> _WHAT TO PRODUCE_:
Find every line with the word "common". Copy those lines.

—————

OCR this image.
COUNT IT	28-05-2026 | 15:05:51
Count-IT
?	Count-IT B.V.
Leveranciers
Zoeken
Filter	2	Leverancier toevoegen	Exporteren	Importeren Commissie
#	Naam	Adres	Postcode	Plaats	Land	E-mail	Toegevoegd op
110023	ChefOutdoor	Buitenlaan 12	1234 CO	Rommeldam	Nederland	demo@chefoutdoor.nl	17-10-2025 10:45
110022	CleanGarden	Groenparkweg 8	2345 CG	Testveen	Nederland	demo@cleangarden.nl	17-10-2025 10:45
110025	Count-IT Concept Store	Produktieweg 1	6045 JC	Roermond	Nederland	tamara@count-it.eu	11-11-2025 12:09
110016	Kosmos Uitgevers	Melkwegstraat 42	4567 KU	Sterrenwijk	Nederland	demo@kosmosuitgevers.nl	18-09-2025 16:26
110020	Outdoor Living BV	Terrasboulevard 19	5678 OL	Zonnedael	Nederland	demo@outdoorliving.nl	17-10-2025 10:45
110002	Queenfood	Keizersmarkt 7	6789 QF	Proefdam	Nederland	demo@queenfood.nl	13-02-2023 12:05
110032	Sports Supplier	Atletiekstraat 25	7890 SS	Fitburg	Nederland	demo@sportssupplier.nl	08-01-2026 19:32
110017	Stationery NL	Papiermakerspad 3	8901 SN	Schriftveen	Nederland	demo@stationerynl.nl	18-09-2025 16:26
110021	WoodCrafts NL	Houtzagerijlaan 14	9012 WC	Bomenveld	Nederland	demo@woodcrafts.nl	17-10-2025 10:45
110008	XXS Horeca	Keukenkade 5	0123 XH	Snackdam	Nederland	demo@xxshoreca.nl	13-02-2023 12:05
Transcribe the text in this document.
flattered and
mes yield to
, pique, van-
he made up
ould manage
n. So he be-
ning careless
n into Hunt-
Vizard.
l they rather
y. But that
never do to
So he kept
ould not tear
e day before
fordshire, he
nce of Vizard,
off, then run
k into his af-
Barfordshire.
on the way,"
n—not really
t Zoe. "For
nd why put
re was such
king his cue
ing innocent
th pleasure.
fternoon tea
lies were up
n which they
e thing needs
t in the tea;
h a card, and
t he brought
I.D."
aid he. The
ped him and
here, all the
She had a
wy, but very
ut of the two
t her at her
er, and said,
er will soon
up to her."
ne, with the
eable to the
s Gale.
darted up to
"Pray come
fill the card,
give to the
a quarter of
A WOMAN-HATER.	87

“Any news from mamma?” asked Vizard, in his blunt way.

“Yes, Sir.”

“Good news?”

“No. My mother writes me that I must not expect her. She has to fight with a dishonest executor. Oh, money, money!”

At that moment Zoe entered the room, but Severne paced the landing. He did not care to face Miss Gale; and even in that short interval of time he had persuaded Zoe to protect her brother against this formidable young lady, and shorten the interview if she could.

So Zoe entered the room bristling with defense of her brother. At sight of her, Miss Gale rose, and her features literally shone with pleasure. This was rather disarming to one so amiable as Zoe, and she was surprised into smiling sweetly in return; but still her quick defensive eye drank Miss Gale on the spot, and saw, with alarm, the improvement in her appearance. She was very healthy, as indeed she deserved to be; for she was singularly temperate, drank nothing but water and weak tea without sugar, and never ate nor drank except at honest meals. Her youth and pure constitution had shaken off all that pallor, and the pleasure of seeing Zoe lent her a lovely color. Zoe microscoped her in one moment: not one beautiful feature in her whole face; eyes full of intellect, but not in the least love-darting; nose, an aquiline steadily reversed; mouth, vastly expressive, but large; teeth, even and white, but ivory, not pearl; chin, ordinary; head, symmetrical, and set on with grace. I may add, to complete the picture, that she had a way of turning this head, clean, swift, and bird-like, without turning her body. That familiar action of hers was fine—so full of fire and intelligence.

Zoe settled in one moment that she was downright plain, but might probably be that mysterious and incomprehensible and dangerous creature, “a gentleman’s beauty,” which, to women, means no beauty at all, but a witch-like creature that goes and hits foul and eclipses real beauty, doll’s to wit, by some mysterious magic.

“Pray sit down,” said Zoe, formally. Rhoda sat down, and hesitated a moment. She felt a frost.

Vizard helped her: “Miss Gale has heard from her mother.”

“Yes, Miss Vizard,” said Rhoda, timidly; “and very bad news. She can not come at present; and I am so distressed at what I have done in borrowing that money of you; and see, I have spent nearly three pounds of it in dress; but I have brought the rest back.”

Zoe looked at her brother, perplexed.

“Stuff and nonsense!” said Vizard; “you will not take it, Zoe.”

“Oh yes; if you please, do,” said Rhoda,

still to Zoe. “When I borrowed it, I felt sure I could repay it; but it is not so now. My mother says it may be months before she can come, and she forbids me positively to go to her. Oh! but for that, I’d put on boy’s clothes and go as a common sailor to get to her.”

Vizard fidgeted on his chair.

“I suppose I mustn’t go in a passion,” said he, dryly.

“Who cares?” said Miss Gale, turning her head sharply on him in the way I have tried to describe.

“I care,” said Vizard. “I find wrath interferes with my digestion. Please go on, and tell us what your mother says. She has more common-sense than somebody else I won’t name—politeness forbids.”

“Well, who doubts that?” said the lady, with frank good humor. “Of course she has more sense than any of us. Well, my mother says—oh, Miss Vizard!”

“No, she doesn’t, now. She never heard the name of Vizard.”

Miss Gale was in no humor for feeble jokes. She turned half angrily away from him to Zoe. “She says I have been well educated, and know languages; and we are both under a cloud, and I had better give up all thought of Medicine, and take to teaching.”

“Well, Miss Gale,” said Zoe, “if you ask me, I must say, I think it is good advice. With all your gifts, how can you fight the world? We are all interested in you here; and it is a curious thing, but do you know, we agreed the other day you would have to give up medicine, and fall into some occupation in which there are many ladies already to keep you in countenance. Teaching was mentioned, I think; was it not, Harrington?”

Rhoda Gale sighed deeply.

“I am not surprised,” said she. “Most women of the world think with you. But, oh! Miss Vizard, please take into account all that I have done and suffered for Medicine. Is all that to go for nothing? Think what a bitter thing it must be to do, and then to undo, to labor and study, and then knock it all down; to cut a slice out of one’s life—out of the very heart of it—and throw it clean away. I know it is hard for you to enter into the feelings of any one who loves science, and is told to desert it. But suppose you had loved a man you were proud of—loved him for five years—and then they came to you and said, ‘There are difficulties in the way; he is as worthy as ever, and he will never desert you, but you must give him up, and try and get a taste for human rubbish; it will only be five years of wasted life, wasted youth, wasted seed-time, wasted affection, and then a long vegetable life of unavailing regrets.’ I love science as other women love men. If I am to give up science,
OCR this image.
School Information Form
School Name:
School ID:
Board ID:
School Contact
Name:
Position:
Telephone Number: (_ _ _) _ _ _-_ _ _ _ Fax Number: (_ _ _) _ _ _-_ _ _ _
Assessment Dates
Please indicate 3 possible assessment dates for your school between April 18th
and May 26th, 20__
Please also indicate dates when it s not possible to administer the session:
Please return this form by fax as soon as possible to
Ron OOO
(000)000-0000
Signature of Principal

—————

> _COMPLETE OUTPUT_:
still to Zoe. “When I borrowed it, I felt sure I could repay it; but it is not so now. My mother says it may be months before she can come, and she forbids me positively to go to her. Oh! but for that, I’d put on boy’s clothes and go as a common sailor to get to her.”
“I care,” said Vizard. “I find wrath interferes with my digestion. Please go on, and tell us what your mother says. She has more common-sense than somebody else I won’t name—politeness forbids.”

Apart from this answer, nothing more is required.